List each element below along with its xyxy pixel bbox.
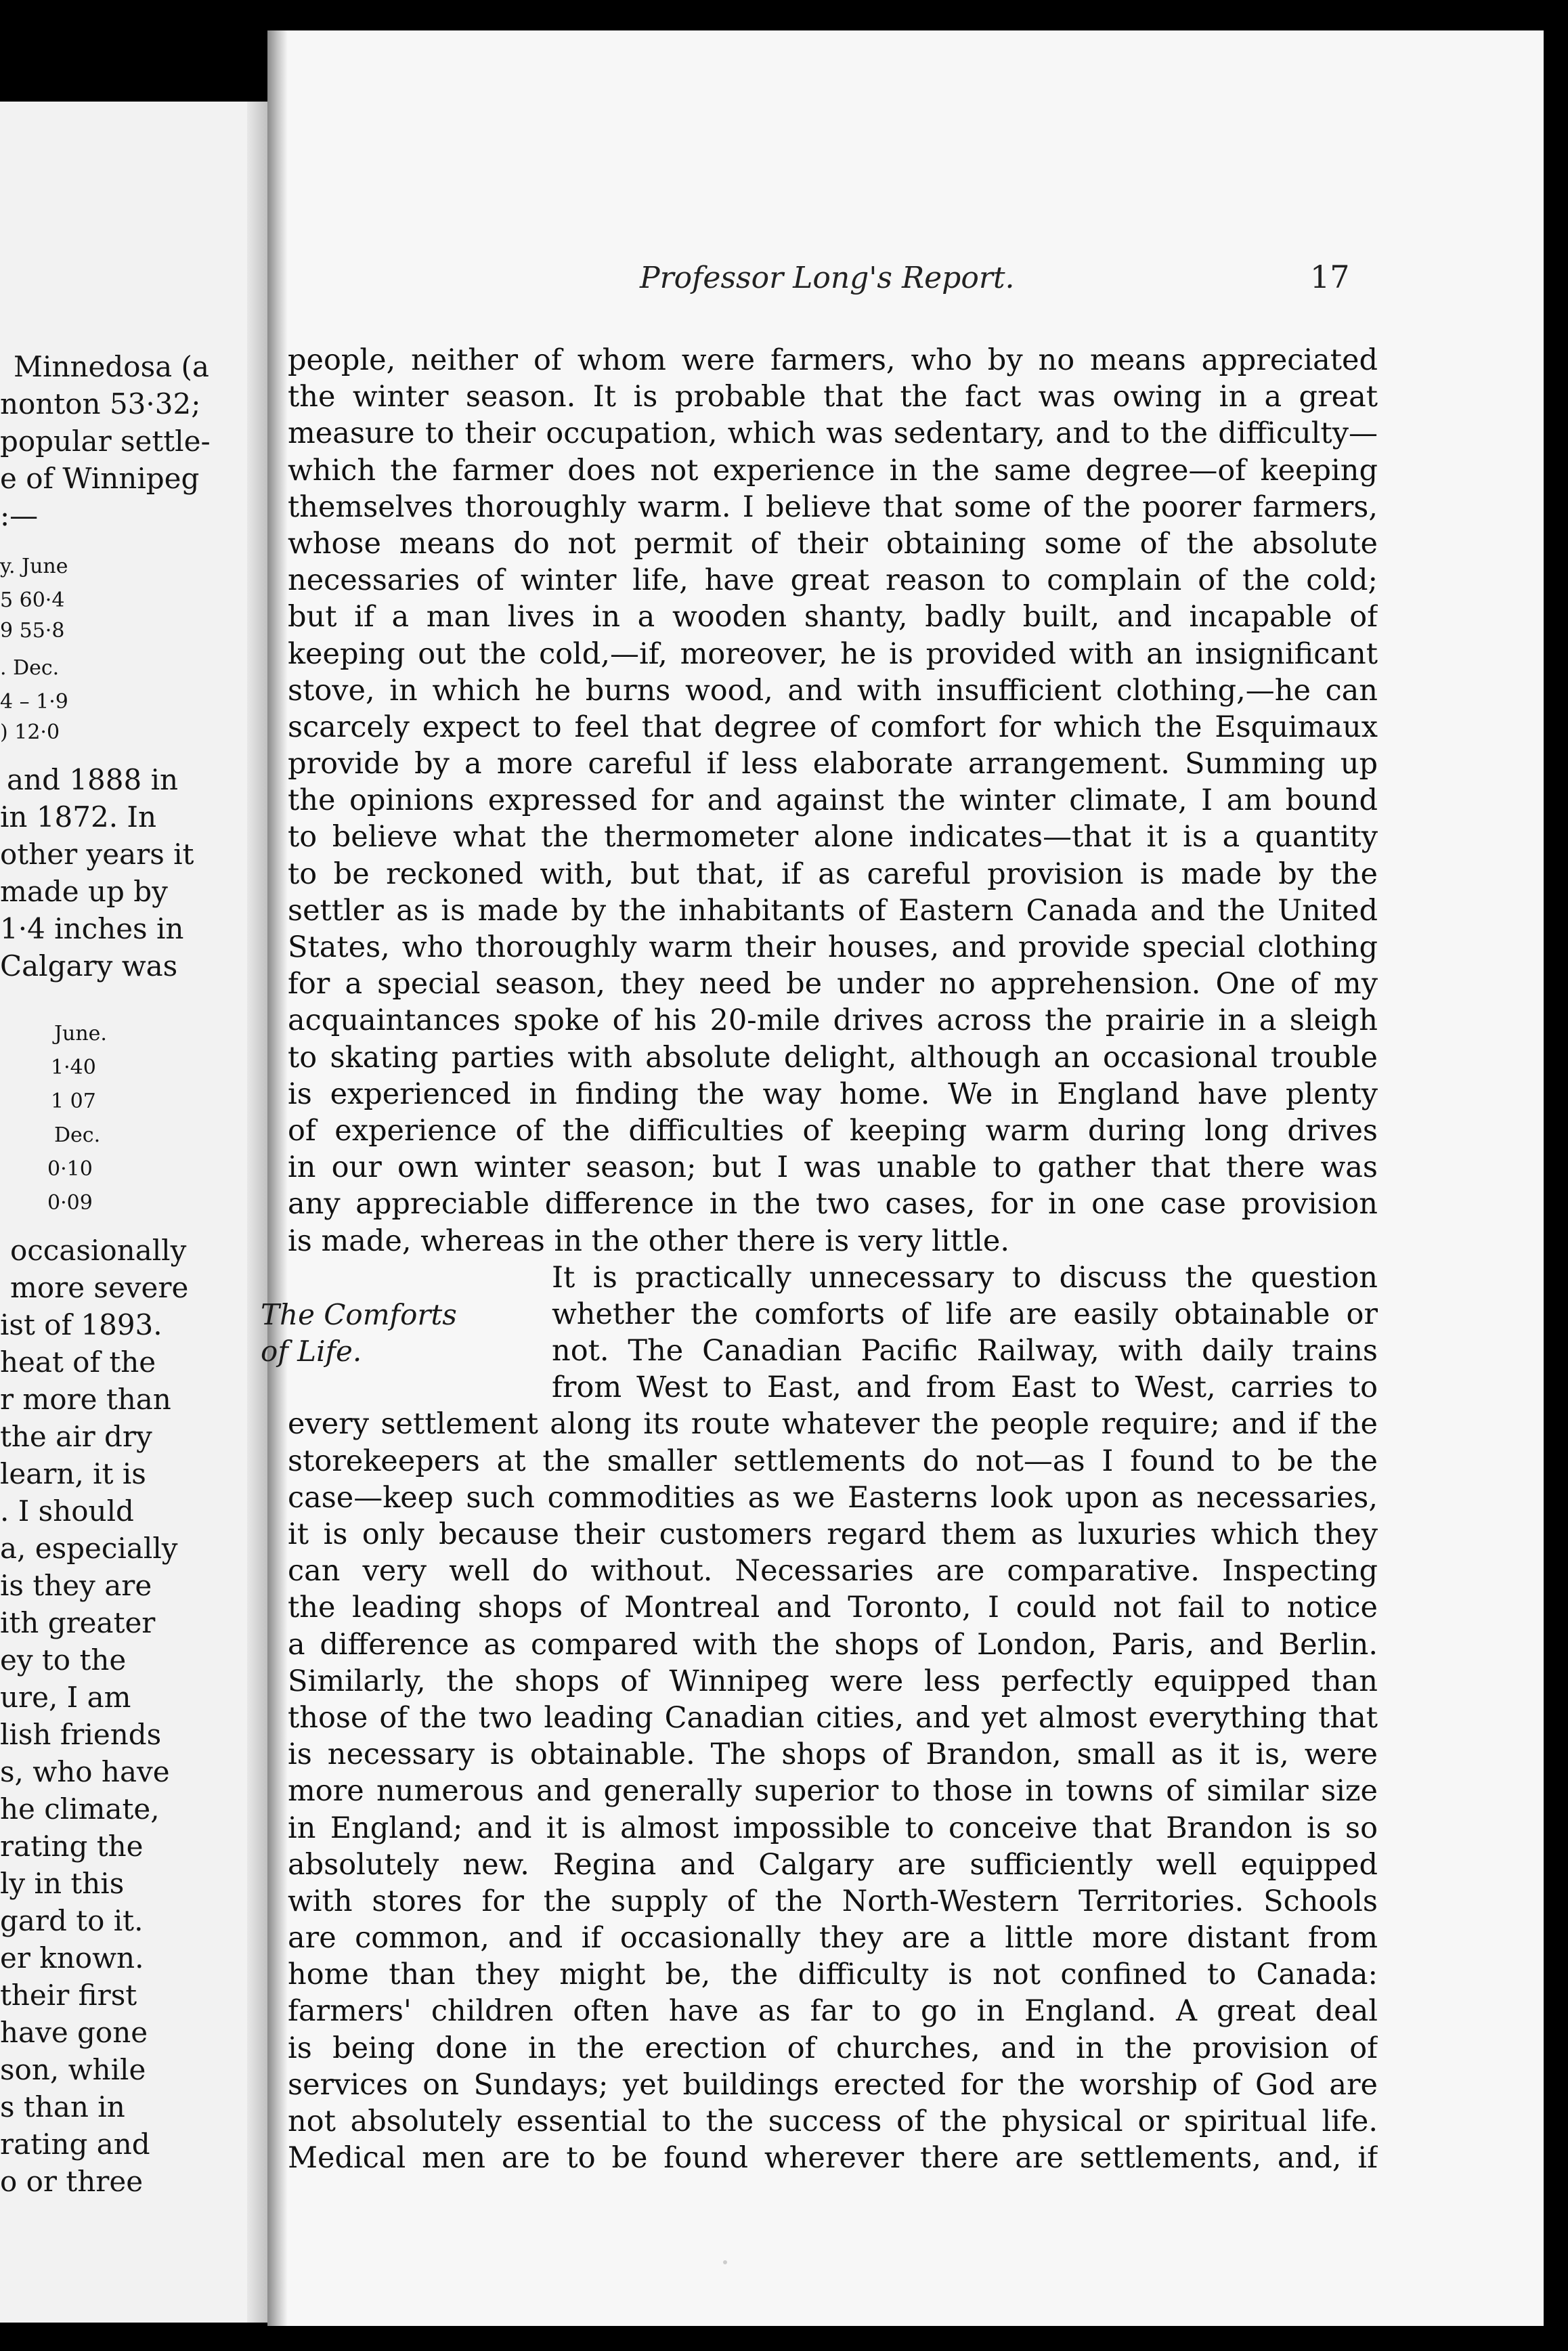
left-text-line: 1 07 <box>51 1090 96 1113</box>
text-line: storekeepers at the smaller settlements do not—as I found to be the <box>288 1444 1378 1478</box>
text-line: any appreciable difference in the two cases, for in one case provision <box>288 1187 1378 1222</box>
left-text-line: ith greater <box>0 1606 156 1639</box>
left-text-line: . Dec. <box>0 656 60 680</box>
left-text-line: he climate, <box>0 1792 160 1826</box>
left-text-line: popular settle- <box>0 425 211 458</box>
left-text-line: lish friends <box>0 1718 162 1751</box>
text-line: is being done in the erection of churches, and in the provision of <box>288 2031 1378 2065</box>
text-line: of experience of the difficulties of keeping warm during long drives <box>288 1113 1378 1148</box>
text-line: to skating parties with absolute delight, although an occasional trouble <box>288 1040 1378 1075</box>
text-line: It is practically unnecessary to discuss the question <box>552 1260 1378 1295</box>
left-text-line: 0·09 <box>47 1191 93 1215</box>
text-line: themselves thoroughly warm. I believe that some of the poorer farmers, <box>288 490 1378 524</box>
text-line: to be reckoned with, but that, if as careful provision is made by the <box>288 857 1378 891</box>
_ _ _ _ _ _ _
### Stated task
Reproduce every line of the entry above word for word, but leave out the picture.

### The reply
List each element below along with its xyxy pixel bbox.
left-text-line: 1 07 <box>51 1090 96 1113</box>
text-line: storekeepers at the smaller settlements do not—as I found to be the <box>288 1444 1378 1478</box>
text-line: any appreciable difference in the two cases, for in one case provision <box>288 1187 1378 1222</box>
left-text-line: ith greater <box>0 1606 156 1639</box>
left-text-line: . Dec. <box>0 656 60 680</box>
left-text-line: he climate, <box>0 1792 160 1826</box>
left-text-line: popular settle- <box>0 425 211 458</box>
left-text-line: lish friends <box>0 1718 162 1751</box>
text-line: is being done in the erection of churches, and in the provision of <box>288 2031 1378 2065</box>
text-line: of experience of the difficulties of keeping warm during long drives <box>288 1113 1378 1148</box>
text-line: to skating parties with absolute delight, although an occasional trouble <box>288 1040 1378 1075</box>
text-line: It is practically unnecessary to discuss the question <box>552 1260 1378 1295</box>
left-text-line: 0·09 <box>47 1191 93 1215</box>
text-line: themselves thoroughly warm. I believe that some of the poorer farmers, <box>288 490 1378 524</box>
text-line: to be reckoned with, but that, if as careful provision is made by the <box>288 857 1378 891</box>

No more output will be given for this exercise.